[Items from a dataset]
☆ ☆ ☆

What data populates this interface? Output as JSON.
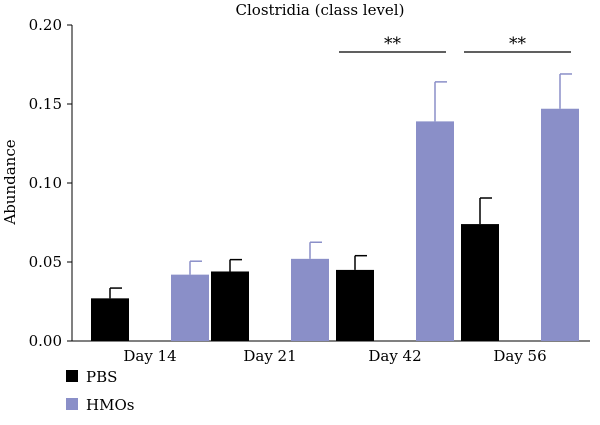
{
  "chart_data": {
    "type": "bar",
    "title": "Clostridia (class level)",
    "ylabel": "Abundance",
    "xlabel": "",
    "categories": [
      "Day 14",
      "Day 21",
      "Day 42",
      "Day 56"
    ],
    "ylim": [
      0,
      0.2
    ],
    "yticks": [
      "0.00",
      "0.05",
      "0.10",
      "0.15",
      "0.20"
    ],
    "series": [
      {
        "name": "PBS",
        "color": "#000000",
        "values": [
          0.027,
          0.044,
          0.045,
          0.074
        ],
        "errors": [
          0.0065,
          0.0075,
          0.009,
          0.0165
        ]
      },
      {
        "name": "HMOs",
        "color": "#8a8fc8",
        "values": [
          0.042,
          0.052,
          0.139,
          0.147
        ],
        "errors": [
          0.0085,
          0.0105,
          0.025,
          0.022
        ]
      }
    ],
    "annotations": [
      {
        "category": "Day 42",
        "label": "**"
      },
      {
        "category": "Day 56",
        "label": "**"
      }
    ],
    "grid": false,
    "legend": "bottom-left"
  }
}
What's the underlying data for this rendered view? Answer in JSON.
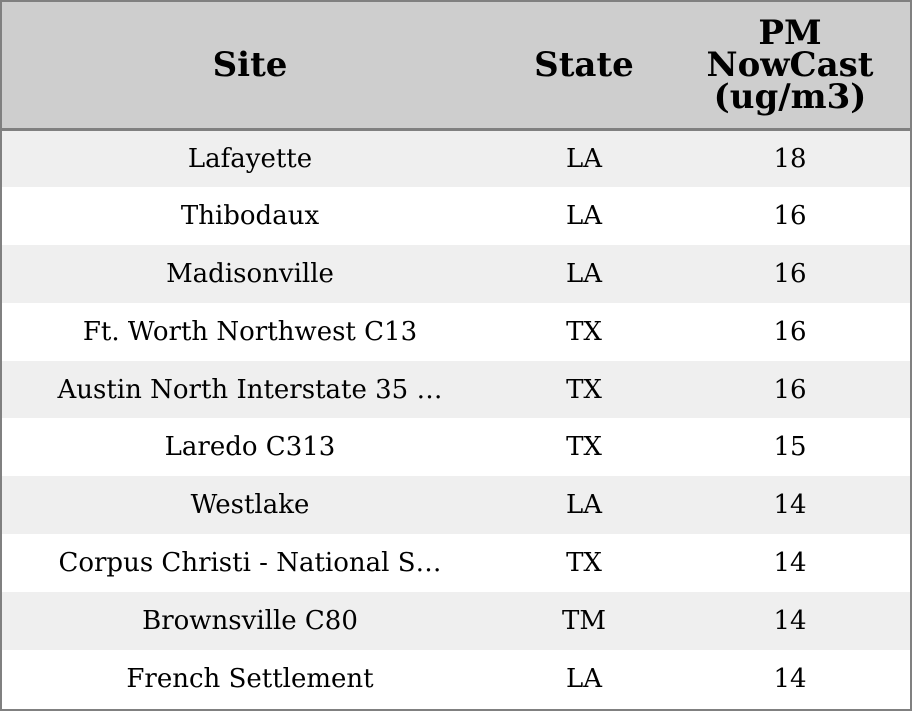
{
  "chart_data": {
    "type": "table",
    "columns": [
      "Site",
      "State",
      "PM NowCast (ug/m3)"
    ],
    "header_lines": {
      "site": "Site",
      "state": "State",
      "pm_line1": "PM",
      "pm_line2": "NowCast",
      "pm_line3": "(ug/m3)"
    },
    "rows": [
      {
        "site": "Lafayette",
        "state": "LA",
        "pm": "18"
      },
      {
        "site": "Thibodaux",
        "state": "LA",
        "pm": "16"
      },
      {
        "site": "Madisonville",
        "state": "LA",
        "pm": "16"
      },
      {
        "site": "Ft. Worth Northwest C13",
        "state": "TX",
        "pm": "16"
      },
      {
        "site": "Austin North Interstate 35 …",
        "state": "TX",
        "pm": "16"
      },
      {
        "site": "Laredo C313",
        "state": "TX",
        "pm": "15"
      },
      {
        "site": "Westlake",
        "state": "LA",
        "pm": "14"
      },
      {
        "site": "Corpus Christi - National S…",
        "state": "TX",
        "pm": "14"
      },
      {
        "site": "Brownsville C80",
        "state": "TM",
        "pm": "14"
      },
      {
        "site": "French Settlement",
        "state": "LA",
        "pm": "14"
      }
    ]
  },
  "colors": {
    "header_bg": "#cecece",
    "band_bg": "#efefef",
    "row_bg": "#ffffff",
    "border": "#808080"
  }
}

☆ ☆ ☆

__WORK TO BE COMPLETED__
Copy out every line of the listing that contains the string "What".

__SOLUTION TO THE EXERCISE__
What data populates this interface? Output as JSON.
What's the underlying data for this rendered view? Answer in JSON.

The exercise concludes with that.